PROBLEM DETAILS:
Copy each of the entries below faithfully, setting aside any pictures.

* * * * * * *

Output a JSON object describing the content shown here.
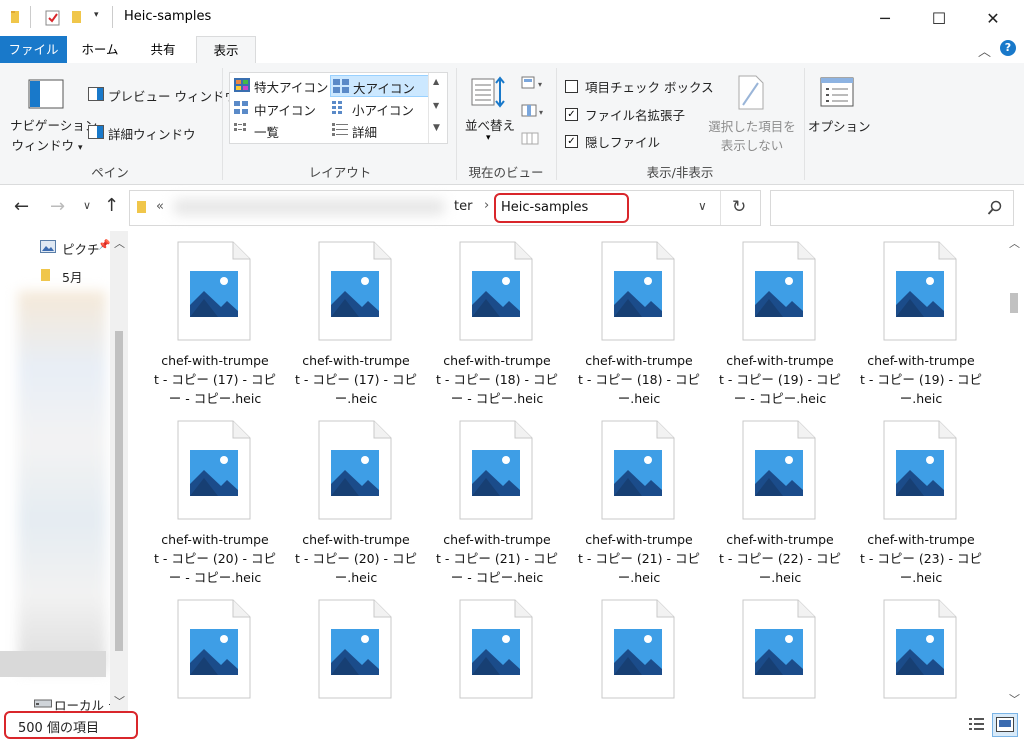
{
  "window": {
    "title": "Heic-samples",
    "minimize_icon": "minimize-icon",
    "maximize_icon": "maximize-icon",
    "close_icon": "close-icon"
  },
  "tabs": [
    {
      "label": "ファイル"
    },
    {
      "label": "ホーム"
    },
    {
      "label": "共有"
    },
    {
      "label": "表示"
    }
  ],
  "ribbon": {
    "pane": {
      "nav_pane_line1": "ナビゲーション",
      "nav_pane_line2": "ウィンドウ",
      "preview": "プレビュー ウィンドウ",
      "details": "詳細ウィンドウ",
      "group_label": "ペイン"
    },
    "layout": {
      "items": [
        "特大アイコン",
        "大アイコン",
        "中アイコン",
        "小アイコン",
        "一覧",
        "詳細"
      ],
      "group_label": "レイアウト"
    },
    "current_view": {
      "sort": "並べ替え",
      "group_label": "現在のビュー"
    },
    "show_hide": {
      "item_checkbox": "項目チェック ボックス",
      "file_ext": "ファイル名拡張子",
      "hidden_files": "隠しファイル",
      "hide_selected_line1": "選択した項目を",
      "hide_selected_line2": "表示しない",
      "group_label": "表示/非表示"
    },
    "options": "オプション"
  },
  "address": {
    "prefix": "«",
    "partial": "ter",
    "separator": "›",
    "current": "Heic-samples",
    "search_placeholder": ""
  },
  "navpane": {
    "items": [
      {
        "label": "ピクチ",
        "icon": "pictures-icon"
      },
      {
        "label": "5月",
        "icon": "folder-icon"
      },
      {
        "label": "ローカル デ",
        "icon": "drive-icon"
      }
    ]
  },
  "files": [
    {
      "line1": "chef-with-trumpe",
      "line2": "t - コピー (17) - コピ",
      "line3": "ー - コピー.heic"
    },
    {
      "line1": "chef-with-trumpe",
      "line2": "t - コピー (17) - コピ",
      "line3": "ー.heic"
    },
    {
      "line1": "chef-with-trumpe",
      "line2": "t - コピー (18) - コピ",
      "line3": "ー - コピー.heic"
    },
    {
      "line1": "chef-with-trumpe",
      "line2": "t - コピー (18) - コピ",
      "line3": "ー.heic"
    },
    {
      "line1": "chef-with-trumpe",
      "line2": "t - コピー (19) - コピ",
      "line3": "ー - コピー.heic"
    },
    {
      "line1": "chef-with-trumpe",
      "line2": "t - コピー (19) - コピ",
      "line3": "ー.heic"
    },
    {
      "line1": "chef-with-trumpe",
      "line2": "t - コピー (20) - コピ",
      "line3": "ー - コピー.heic"
    },
    {
      "line1": "chef-with-trumpe",
      "line2": "t - コピー (20) - コピ",
      "line3": "ー.heic"
    },
    {
      "line1": "chef-with-trumpe",
      "line2": "t - コピー (21) - コピ",
      "line3": "ー - コピー.heic"
    },
    {
      "line1": "chef-with-trumpe",
      "line2": "t - コピー (21) - コピ",
      "line3": "ー.heic"
    },
    {
      "line1": "chef-with-trumpe",
      "line2": "t - コピー (22) - コピ",
      "line3": "ー.heic"
    },
    {
      "line1": "chef-with-trumpe",
      "line2": "t - コピー (23) - コピ",
      "line3": "ー.heic"
    }
  ],
  "status": {
    "item_count": "500 個の項目"
  },
  "colors": {
    "accent": "#1979ca",
    "highlight": "#d9262b",
    "selected_layout": "#cce8ff"
  }
}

* * * * * * *

ANSWER:
Output a JSON object describing the content shown here.
{
  "window": {
    "title": "Heic-samples",
    "minimize_icon": "minimize-icon",
    "maximize_icon": "maximize-icon",
    "close_icon": "close-icon"
  },
  "tabs": [
    {
      "label": "ファイル"
    },
    {
      "label": "ホーム"
    },
    {
      "label": "共有"
    },
    {
      "label": "表示"
    }
  ],
  "ribbon": {
    "pane": {
      "nav_pane_line1": "ナビゲーション",
      "nav_pane_line2": "ウィンドウ",
      "preview": "プレビュー ウィンドウ",
      "details": "詳細ウィンドウ",
      "group_label": "ペイン"
    },
    "layout": {
      "items": [
        "特大アイコン",
        "大アイコン",
        "中アイコン",
        "小アイコン",
        "一覧",
        "詳細"
      ],
      "group_label": "レイアウト"
    },
    "current_view": {
      "sort": "並べ替え",
      "group_label": "現在のビュー"
    },
    "show_hide": {
      "item_checkbox": "項目チェック ボックス",
      "file_ext": "ファイル名拡張子",
      "hidden_files": "隠しファイル",
      "hide_selected_line1": "選択した項目を",
      "hide_selected_line2": "表示しない",
      "group_label": "表示/非表示"
    },
    "options": "オプション"
  },
  "address": {
    "prefix": "«",
    "partial": "ter",
    "separator": "›",
    "current": "Heic-samples",
    "search_placeholder": ""
  },
  "navpane": {
    "items": [
      {
        "label": "ピクチ",
        "icon": "pictures-icon"
      },
      {
        "label": "5月",
        "icon": "folder-icon"
      },
      {
        "label": "ローカル デ",
        "icon": "drive-icon"
      }
    ]
  },
  "files": [
    {
      "line1": "chef-with-trumpe",
      "line2": "t - コピー (17) - コピ",
      "line3": "ー - コピー.heic"
    },
    {
      "line1": "chef-with-trumpe",
      "line2": "t - コピー (17) - コピ",
      "line3": "ー.heic"
    },
    {
      "line1": "chef-with-trumpe",
      "line2": "t - コピー (18) - コピ",
      "line3": "ー - コピー.heic"
    },
    {
      "line1": "chef-with-trumpe",
      "line2": "t - コピー (18) - コピ",
      "line3": "ー.heic"
    },
    {
      "line1": "chef-with-trumpe",
      "line2": "t - コピー (19) - コピ",
      "line3": "ー - コピー.heic"
    },
    {
      "line1": "chef-with-trumpe",
      "line2": "t - コピー (19) - コピ",
      "line3": "ー.heic"
    },
    {
      "line1": "chef-with-trumpe",
      "line2": "t - コピー (20) - コピ",
      "line3": "ー - コピー.heic"
    },
    {
      "line1": "chef-with-trumpe",
      "line2": "t - コピー (20) - コピ",
      "line3": "ー.heic"
    },
    {
      "line1": "chef-with-trumpe",
      "line2": "t - コピー (21) - コピ",
      "line3": "ー - コピー.heic"
    },
    {
      "line1": "chef-with-trumpe",
      "line2": "t - コピー (21) - コピ",
      "line3": "ー.heic"
    },
    {
      "line1": "chef-with-trumpe",
      "line2": "t - コピー (22) - コピ",
      "line3": "ー.heic"
    },
    {
      "line1": "chef-with-trumpe",
      "line2": "t - コピー (23) - コピ",
      "line3": "ー.heic"
    }
  ],
  "status": {
    "item_count": "500 個の項目"
  },
  "colors": {
    "accent": "#1979ca",
    "highlight": "#d9262b",
    "selected_layout": "#cce8ff"
  }
}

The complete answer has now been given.